_THE EXERCISE_
Your task is to reproduce the material exactly.

_Stored data entries_
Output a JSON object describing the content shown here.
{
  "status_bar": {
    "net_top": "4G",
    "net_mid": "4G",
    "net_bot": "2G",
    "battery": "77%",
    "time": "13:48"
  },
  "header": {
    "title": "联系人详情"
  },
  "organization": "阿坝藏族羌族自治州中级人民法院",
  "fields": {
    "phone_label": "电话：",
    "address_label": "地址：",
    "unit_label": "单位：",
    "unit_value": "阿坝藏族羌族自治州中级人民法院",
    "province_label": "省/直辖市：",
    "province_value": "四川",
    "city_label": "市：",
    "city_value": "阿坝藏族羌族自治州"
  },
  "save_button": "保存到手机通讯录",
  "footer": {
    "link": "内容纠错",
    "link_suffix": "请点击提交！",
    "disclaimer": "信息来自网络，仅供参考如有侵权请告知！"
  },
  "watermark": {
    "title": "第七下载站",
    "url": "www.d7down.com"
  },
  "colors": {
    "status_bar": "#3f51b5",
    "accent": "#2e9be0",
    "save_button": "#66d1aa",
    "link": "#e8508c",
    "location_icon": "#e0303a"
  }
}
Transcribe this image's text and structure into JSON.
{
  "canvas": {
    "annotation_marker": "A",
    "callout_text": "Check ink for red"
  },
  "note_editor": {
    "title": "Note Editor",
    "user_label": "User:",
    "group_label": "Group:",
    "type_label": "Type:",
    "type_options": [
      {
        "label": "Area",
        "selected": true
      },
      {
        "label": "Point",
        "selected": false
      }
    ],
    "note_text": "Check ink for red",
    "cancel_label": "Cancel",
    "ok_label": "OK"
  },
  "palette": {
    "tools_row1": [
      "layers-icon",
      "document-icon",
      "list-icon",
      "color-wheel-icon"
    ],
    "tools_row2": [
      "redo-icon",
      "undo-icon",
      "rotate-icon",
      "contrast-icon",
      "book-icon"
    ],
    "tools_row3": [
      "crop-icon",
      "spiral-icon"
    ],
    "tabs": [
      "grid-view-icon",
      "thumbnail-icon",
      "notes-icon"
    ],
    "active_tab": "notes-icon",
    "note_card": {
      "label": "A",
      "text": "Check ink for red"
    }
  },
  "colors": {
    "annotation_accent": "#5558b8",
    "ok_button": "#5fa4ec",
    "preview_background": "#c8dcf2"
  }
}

_ANSWER TO THE TASK_
Output a JSON object describing the content shown here.
{
  "status_bar": {
    "net_top": "4G",
    "net_mid": "4G",
    "net_bot": "2G",
    "battery": "77%",
    "time": "13:48"
  },
  "header": {
    "title": "联系人详情"
  },
  "organization": "阿坝藏族羌族自治州中级人民法院",
  "fields": {
    "phone_label": "电话：",
    "address_label": "地址：",
    "unit_label": "单位：",
    "unit_value": "阿坝藏族羌族自治州中级人民法院",
    "province_label": "省/直辖市：",
    "province_value": "四川",
    "city_label": "市：",
    "city_value": "阿坝藏族羌族自治州"
  },
  "save_button": "保存到手机通讯录",
  "footer": {
    "link": "内容纠错",
    "link_suffix": "请点击提交！",
    "disclaimer": "信息来自网络，仅供参考如有侵权请告知！"
  },
  "watermark": {
    "title": "第七下载站",
    "url": "www.d7down.com"
  },
  "colors": {
    "status_bar": "#3f51b5",
    "accent": "#2e9be0",
    "save_button": "#66d1aa",
    "link": "#e8508c",
    "location_icon": "#e0303a"
  }
}
Transcribe this image's text and structure into JSON.
{
  "canvas": {
    "annotation_marker": "A",
    "callout_text": "Check ink for red"
  },
  "note_editor": {
    "title": "Note Editor",
    "user_label": "User:",
    "group_label": "Group:",
    "type_label": "Type:",
    "type_options": [
      {
        "label": "Area",
        "selected": true
      },
      {
        "label": "Point",
        "selected": false
      }
    ],
    "note_text": "Check ink for red",
    "cancel_label": "Cancel",
    "ok_label": "OK"
  },
  "palette": {
    "tools_row1": [
      "layers-icon",
      "document-icon",
      "list-icon",
      "color-wheel-icon"
    ],
    "tools_row2": [
      "redo-icon",
      "undo-icon",
      "rotate-icon",
      "contrast-icon",
      "book-icon"
    ],
    "tools_row3": [
      "crop-icon",
      "spiral-icon"
    ],
    "tabs": [
      "grid-view-icon",
      "thumbnail-icon",
      "notes-icon"
    ],
    "active_tab": "notes-icon",
    "note_card": {
      "label": "A",
      "text": "Check ink for red"
    }
  },
  "colors": {
    "annotation_accent": "#5558b8",
    "ok_button": "#5fa4ec",
    "preview_background": "#c8dcf2"
  }
}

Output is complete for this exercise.